> [Challenge]: Skip every picture and transcribe the remaining material exactly.

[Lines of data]
Start

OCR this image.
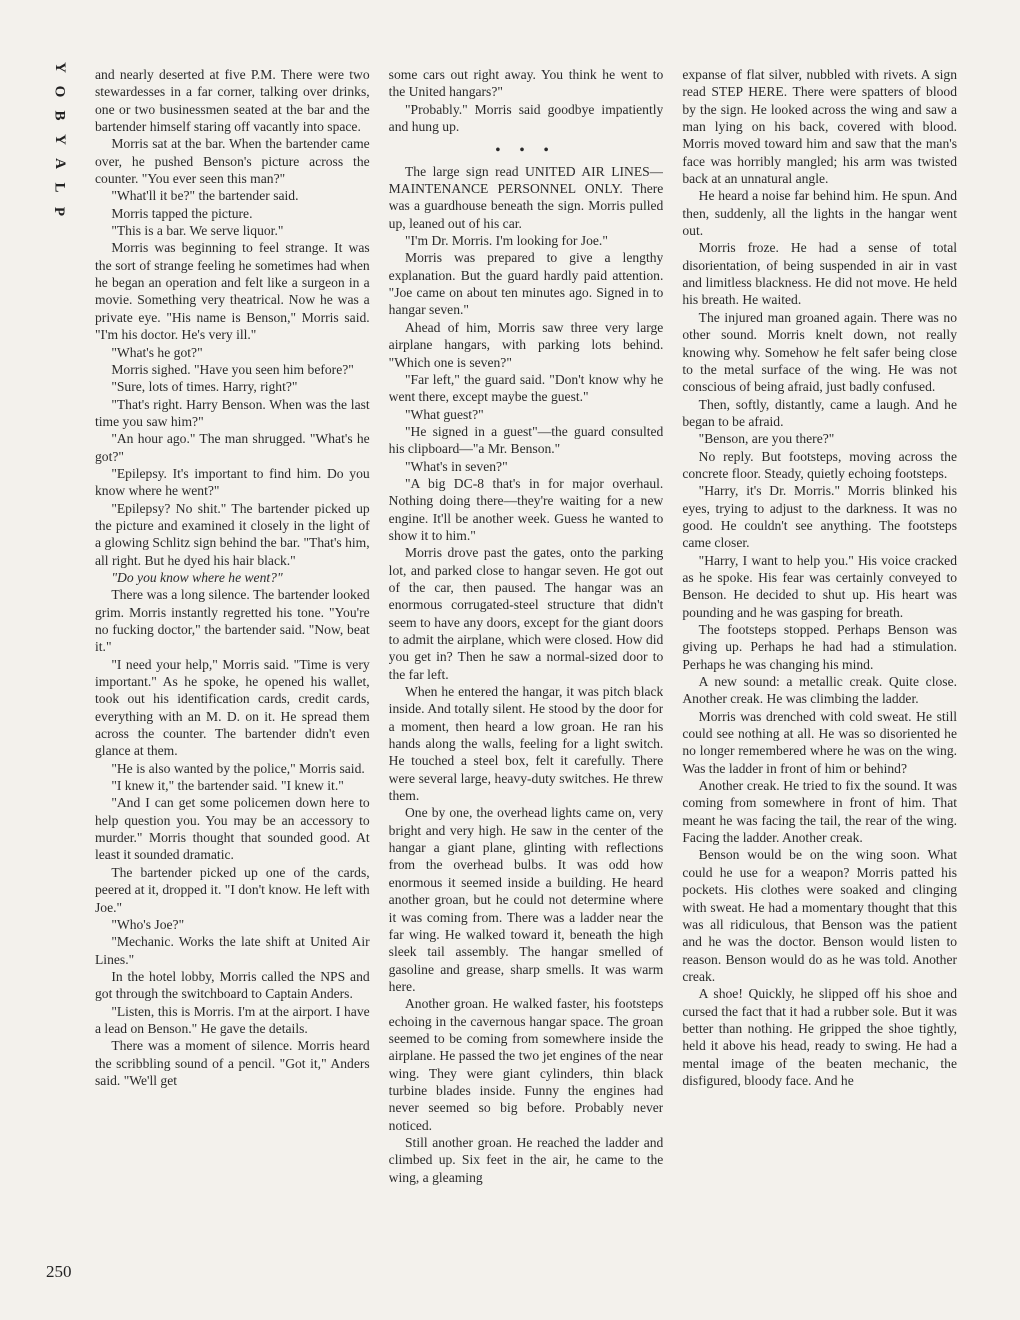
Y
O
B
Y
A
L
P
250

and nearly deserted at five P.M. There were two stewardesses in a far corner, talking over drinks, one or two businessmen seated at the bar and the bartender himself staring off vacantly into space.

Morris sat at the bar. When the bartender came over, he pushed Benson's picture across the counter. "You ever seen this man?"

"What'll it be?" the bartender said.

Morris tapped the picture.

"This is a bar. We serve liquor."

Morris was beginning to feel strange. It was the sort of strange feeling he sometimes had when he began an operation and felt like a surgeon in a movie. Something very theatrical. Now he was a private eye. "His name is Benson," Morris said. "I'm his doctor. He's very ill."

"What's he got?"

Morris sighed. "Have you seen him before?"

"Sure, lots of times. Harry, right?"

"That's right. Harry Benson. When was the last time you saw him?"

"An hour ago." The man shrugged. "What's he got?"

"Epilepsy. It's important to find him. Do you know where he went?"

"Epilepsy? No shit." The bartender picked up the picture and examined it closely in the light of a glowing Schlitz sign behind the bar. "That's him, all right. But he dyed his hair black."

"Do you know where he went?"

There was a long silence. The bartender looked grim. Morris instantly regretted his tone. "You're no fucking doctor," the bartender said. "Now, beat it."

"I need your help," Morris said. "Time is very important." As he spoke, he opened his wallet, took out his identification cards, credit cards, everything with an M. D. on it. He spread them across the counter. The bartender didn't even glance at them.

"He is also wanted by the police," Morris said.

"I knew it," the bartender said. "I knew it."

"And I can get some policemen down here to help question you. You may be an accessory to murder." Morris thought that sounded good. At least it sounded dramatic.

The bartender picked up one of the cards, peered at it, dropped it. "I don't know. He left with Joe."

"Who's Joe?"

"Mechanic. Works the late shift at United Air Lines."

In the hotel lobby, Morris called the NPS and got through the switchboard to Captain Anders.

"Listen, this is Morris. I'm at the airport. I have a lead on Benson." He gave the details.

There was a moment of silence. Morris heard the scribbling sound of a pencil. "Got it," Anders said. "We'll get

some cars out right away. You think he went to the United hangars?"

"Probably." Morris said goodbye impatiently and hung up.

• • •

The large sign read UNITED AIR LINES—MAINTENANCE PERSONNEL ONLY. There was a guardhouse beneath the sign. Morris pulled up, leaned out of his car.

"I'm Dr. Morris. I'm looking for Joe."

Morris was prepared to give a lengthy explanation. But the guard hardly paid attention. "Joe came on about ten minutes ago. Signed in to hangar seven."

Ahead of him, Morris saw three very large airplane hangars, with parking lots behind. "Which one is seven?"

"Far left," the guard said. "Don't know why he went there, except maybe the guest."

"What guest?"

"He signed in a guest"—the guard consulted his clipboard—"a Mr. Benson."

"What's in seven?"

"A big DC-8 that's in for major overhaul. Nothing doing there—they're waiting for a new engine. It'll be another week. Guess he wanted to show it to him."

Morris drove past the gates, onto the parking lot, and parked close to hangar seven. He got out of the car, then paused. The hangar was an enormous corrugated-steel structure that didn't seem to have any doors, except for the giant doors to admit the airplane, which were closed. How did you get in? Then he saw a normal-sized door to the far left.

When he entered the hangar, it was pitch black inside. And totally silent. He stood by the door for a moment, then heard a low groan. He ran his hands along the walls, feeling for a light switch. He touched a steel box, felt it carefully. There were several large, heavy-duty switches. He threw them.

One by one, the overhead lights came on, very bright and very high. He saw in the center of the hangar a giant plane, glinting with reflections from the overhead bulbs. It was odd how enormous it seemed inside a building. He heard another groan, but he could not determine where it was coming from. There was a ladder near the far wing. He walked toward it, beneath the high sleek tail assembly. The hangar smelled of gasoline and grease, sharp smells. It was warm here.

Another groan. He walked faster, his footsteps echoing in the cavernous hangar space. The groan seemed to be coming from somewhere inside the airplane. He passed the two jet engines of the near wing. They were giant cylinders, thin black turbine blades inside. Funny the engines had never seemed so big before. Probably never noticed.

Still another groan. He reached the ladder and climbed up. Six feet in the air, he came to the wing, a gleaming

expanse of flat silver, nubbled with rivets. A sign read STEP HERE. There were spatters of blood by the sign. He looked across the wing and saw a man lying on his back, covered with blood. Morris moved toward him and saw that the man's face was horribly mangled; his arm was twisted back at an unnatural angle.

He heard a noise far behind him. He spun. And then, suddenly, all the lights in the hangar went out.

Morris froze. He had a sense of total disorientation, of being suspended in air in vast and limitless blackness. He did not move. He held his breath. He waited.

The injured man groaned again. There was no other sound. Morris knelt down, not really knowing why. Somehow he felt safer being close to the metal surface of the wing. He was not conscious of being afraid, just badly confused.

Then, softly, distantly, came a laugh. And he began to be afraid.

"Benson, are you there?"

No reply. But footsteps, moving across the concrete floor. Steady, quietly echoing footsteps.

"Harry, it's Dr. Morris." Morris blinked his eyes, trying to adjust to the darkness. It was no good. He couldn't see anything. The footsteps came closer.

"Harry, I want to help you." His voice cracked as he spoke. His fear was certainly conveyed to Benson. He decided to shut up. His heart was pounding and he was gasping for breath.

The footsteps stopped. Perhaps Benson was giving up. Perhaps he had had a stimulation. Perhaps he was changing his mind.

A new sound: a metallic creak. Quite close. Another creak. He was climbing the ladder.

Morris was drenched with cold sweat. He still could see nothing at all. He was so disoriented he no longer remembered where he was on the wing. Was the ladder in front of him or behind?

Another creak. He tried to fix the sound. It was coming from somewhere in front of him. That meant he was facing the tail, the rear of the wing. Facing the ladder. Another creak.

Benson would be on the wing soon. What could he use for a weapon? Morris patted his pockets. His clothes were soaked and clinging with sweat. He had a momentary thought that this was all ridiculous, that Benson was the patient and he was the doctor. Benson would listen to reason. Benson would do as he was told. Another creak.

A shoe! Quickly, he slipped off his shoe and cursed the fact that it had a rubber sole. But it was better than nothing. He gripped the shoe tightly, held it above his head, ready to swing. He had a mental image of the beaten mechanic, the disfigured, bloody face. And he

End

> [Expected answer]:
OCR this image.
Y
O
B
Y
A
L
P
250

and nearly deserted at five P.M. There were two stewardesses in a far corner, talking over drinks, one or two businessmen seated at the bar and the bartender himself staring off vacantly into space.

Morris sat at the bar. When the bartender came over, he pushed Benson's picture across the counter. "You ever seen this man?"

"What'll it be?" the bartender said.

Morris tapped the picture.

"This is a bar. We serve liquor."

Morris was beginning to feel strange. It was the sort of strange feeling he sometimes had when he began an operation and felt like a surgeon in a movie. Something very theatrical. Now he was a private eye. "His name is Benson," Morris said. "I'm his doctor. He's very ill."

"What's he got?"

Morris sighed. "Have you seen him before?"

"Sure, lots of times. Harry, right?"

"That's right. Harry Benson. When was the last time you saw him?"

"An hour ago." The man shrugged. "What's he got?"

"Epilepsy. It's important to find him. Do you know where he went?"

"Epilepsy? No shit." The bartender picked up the picture and examined it closely in the light of a glowing Schlitz sign behind the bar. "That's him, all right. But he dyed his hair black."

"Do you know where he went?"

There was a long silence. The bartender looked grim. Morris instantly regretted his tone. "You're no fucking doctor," the bartender said. "Now, beat it."

"I need your help," Morris said. "Time is very important." As he spoke, he opened his wallet, took out his identification cards, credit cards, everything with an M. D. on it. He spread them across the counter. The bartender didn't even glance at them.

"He is also wanted by the police," Morris said.

"I knew it," the bartender said. "I knew it."

"And I can get some policemen down here to help question you. You may be an accessory to murder." Morris thought that sounded good. At least it sounded dramatic.

The bartender picked up one of the cards, peered at it, dropped it. "I don't know. He left with Joe."

"Who's Joe?"

"Mechanic. Works the late shift at United Air Lines."

In the hotel lobby, Morris called the NPS and got through the switchboard to Captain Anders.

"Listen, this is Morris. I'm at the airport. I have a lead on Benson." He gave the details.

There was a moment of silence. Morris heard the scribbling sound of a pencil. "Got it," Anders said. "We'll get

some cars out right away. You think he went to the United hangars?"

"Probably." Morris said goodbye impatiently and hung up.

• • •

The large sign read UNITED AIR LINES—MAINTENANCE PERSONNEL ONLY. There was a guardhouse beneath the sign. Morris pulled up, leaned out of his car.

"I'm Dr. Morris. I'm looking for Joe."

Morris was prepared to give a lengthy explanation. But the guard hardly paid attention. "Joe came on about ten minutes ago. Signed in to hangar seven."

Ahead of him, Morris saw three very large airplane hangars, with parking lots behind. "Which one is seven?"

"Far left," the guard said. "Don't know why he went there, except maybe the guest."

"What guest?"

"He signed in a guest"—the guard consulted his clipboard—"a Mr. Benson."

"What's in seven?"

"A big DC-8 that's in for major overhaul. Nothing doing there—they're waiting for a new engine. It'll be another week. Guess he wanted to show it to him."

Morris drove past the gates, onto the parking lot, and parked close to hangar seven. He got out of the car, then paused. The hangar was an enormous corrugated-steel structure that didn't seem to have any doors, except for the giant doors to admit the airplane, which were closed. How did you get in? Then he saw a normal-sized door to the far left.

When he entered the hangar, it was pitch black inside. And totally silent. He stood by the door for a moment, then heard a low groan. He ran his hands along the walls, feeling for a light switch. He touched a steel box, felt it carefully. There were several large, heavy-duty switches. He threw them.

One by one, the overhead lights came on, very bright and very high. He saw in the center of the hangar a giant plane, glinting with reflections from the overhead bulbs. It was odd how enormous it seemed inside a building. He heard another groan, but he could not determine where it was coming from. There was a ladder near the far wing. He walked toward it, beneath the high sleek tail assembly. The hangar smelled of gasoline and grease, sharp smells. It was warm here.

Another groan. He walked faster, his footsteps echoing in the cavernous hangar space. The groan seemed to be coming from somewhere inside the airplane. He passed the two jet engines of the near wing. They were giant cylinders, thin black turbine blades inside. Funny the engines had never seemed so big before. Probably never noticed.

Still another groan. He reached the ladder and climbed up. Six feet in the air, he came to the wing, a gleaming

expanse of flat silver, nubbled with rivets. A sign read STEP HERE. There were spatters of blood by the sign. He looked across the wing and saw a man lying on his back, covered with blood. Morris moved toward him and saw that the man's face was horribly mangled; his arm was twisted back at an unnatural angle.

He heard a noise far behind him. He spun. And then, suddenly, all the lights in the hangar went out.

Morris froze. He had a sense of total disorientation, of being suspended in air in vast and limitless blackness. He did not move. He held his breath. He waited.

The injured man groaned again. There was no other sound. Morris knelt down, not really knowing why. Somehow he felt safer being close to the metal surface of the wing. He was not conscious of being afraid, just badly confused.

Then, softly, distantly, came a laugh. And he began to be afraid.

"Benson, are you there?"

No reply. But footsteps, moving across the concrete floor. Steady, quietly echoing footsteps.

"Harry, it's Dr. Morris." Morris blinked his eyes, trying to adjust to the darkness. It was no good. He couldn't see anything. The footsteps came closer.

"Harry, I want to help you." His voice cracked as he spoke. His fear was certainly conveyed to Benson. He decided to shut up. His heart was pounding and he was gasping for breath.

The footsteps stopped. Perhaps Benson was giving up. Perhaps he had had a stimulation. Perhaps he was changing his mind.

A new sound: a metallic creak. Quite close. Another creak. He was climbing the ladder.

Morris was drenched with cold sweat. He still could see nothing at all. He was so disoriented he no longer remembered where he was on the wing. Was the ladder in front of him or behind?

Another creak. He tried to fix the sound. It was coming from somewhere in front of him. That meant he was facing the tail, the rear of the wing. Facing the ladder. Another creak.

Benson would be on the wing soon. What could he use for a weapon? Morris patted his pockets. His clothes were soaked and clinging with sweat. He had a momentary thought that this was all ridiculous, that Benson was the patient and he was the doctor. Benson would listen to reason. Benson would do as he was told. Another creak.

A shoe! Quickly, he slipped off his shoe and cursed the fact that it had a rubber sole. But it was better than nothing. He gripped the shoe tightly, held it above his head, ready to swing. He had a mental image of the beaten mechanic, the disfigured, bloody face. And he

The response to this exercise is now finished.